[Start of TASK DATA]

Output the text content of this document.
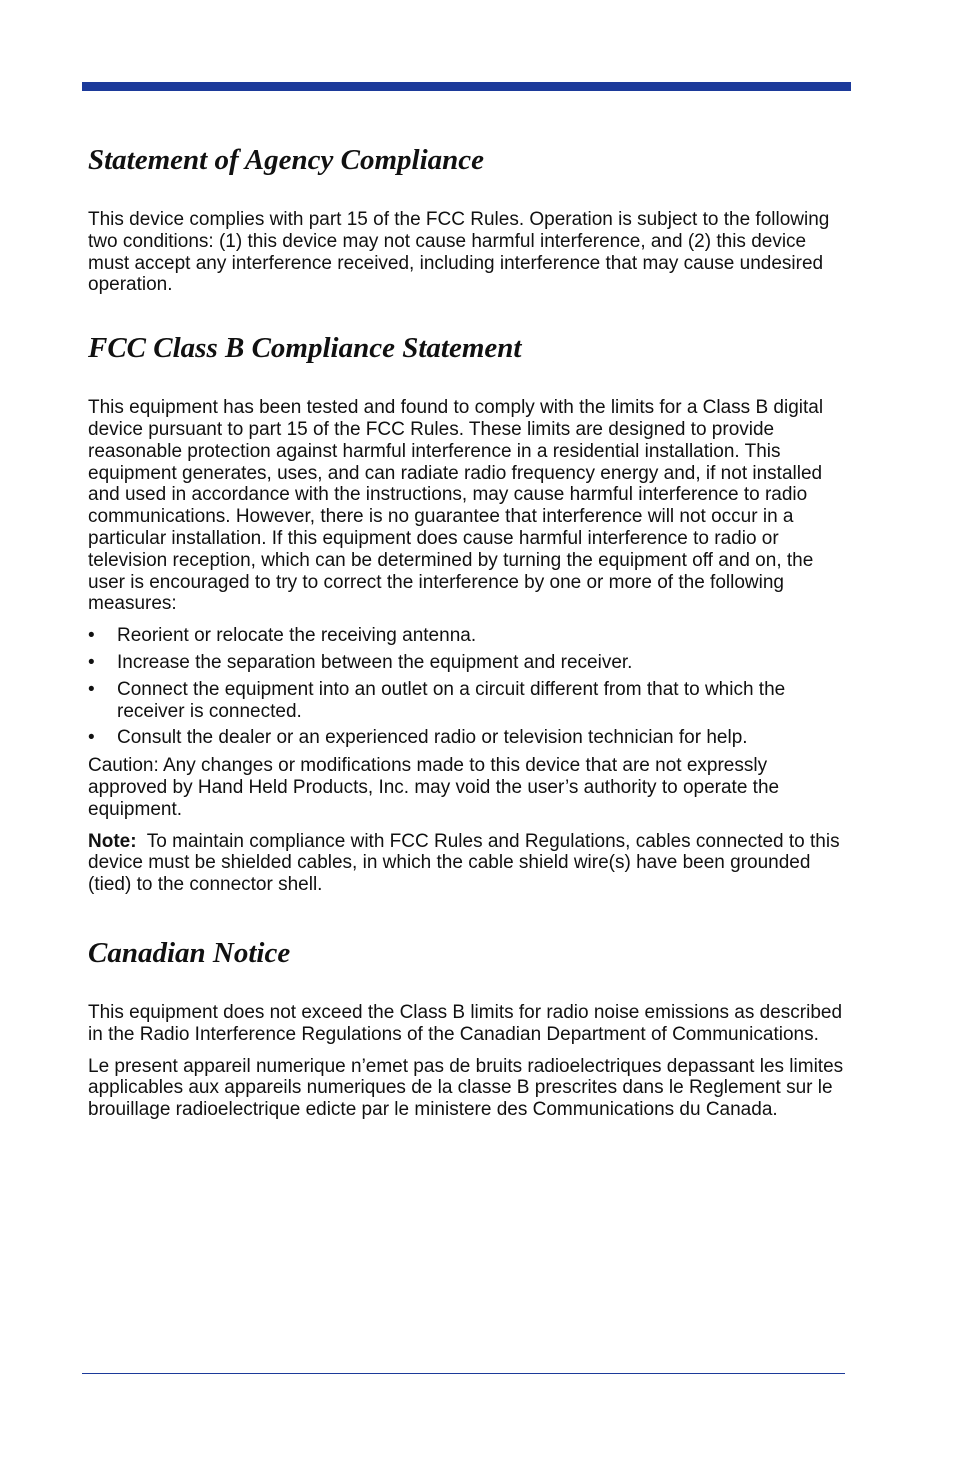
Statement of Agency Compliance

This device complies with part 15 of the FCC Rules. Operation is subject to the following two conditions: (1) this device may not cause harmful interference, and (2) this device must accept any interference received, including interference that may cause undesired operation.

FCC Class B Compliance Statement

This equipment has been tested and found to comply with the limits for a Class B digital device pursuant to part 15 of the FCC Rules. These limits are designed to provide reasonable protection against harmful interference in a residential installation. This equipment generates, uses, and can radiate radio frequency energy and, if not installed and used in accordance with the instructions, may cause harmful interference to radio communications. However, there is no guarantee that interference will not occur in a particular installation. If this equipment does cause harmful interference to radio or television reception, which can be determined by turning the equipment off and on, the user is encouraged to try to correct the interference by one or more of the following measures:

• Reorient or relocate the receiving antenna.
• Increase the separation between the equipment and receiver.
• Connect the equipment into an outlet on a circuit different from that to which the receiver is connected.
• Consult the dealer or an experienced radio or television technician for help.

Caution: Any changes or modifications made to this device that are not expressly approved by Hand Held Products, Inc. may void the user’s authority to operate the equipment.

Note:  To maintain compliance with FCC Rules and Regulations, cables connected to this device must be shielded cables, in which the cable shield wire(s) have been grounded (tied) to the connector shell.

Canadian Notice

This equipment does not exceed the Class B limits for radio noise emissions as described in the Radio Interference Regulations of the Canadian Department of Communications.

Le present appareil numerique n’emet pas de bruits radioelectriques depassant les limites applicables aux appareils numeriques de la classe B prescrites dans le Reglement sur le brouillage radioelectrique edicte par le ministere des Communications du Canada.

[End of TASK DATA]

#### [TASK OBJECTIVE]
All entries are to be retyped exactly. Omit any embedded images.

#### [WORKED SOLUTION]
Output the text content of this document.
Statement of Agency Compliance

This device complies with part 15 of the FCC Rules. Operation is subject to the following two conditions: (1) this device may not cause harmful interference, and (2) this device must accept any interference received, including interference that may cause undesired operation.

FCC Class B Compliance Statement

This equipment has been tested and found to comply with the limits for a Class B digital device pursuant to part 15 of the FCC Rules. These limits are designed to provide reasonable protection against harmful interference in a residential installation. This equipment generates, uses, and can radiate radio frequency energy and, if not installed and used in accordance with the instructions, may cause harmful interference to radio communications. However, there is no guarantee that interference will not occur in a particular installation. If this equipment does cause harmful interference to radio or television reception, which can be determined by turning the equipment off and on, the user is encouraged to try to correct the interference by one or more of the following measures:

• Reorient or relocate the receiving antenna.
• Increase the separation between the equipment and receiver.
• Connect the equipment into an outlet on a circuit different from that to which the receiver is connected.
• Consult the dealer or an experienced radio or television technician for help.

Caution: Any changes or modifications made to this device that are not expressly approved by Hand Held Products, Inc. may void the user’s authority to operate the equipment.

Note:  To maintain compliance with FCC Rules and Regulations, cables connected to this device must be shielded cables, in which the cable shield wire(s) have been grounded (tied) to the connector shell.

Canadian Notice

This equipment does not exceed the Class B limits for radio noise emissions as described in the Radio Interference Regulations of the Canadian Department of Communications.

Le present appareil numerique n’emet pas de bruits radioelectriques depassant les limites applicables aux appareils numeriques de la classe B prescrites dans le Reglement sur le brouillage radioelectrique edicte par le ministere des Communications du Canada.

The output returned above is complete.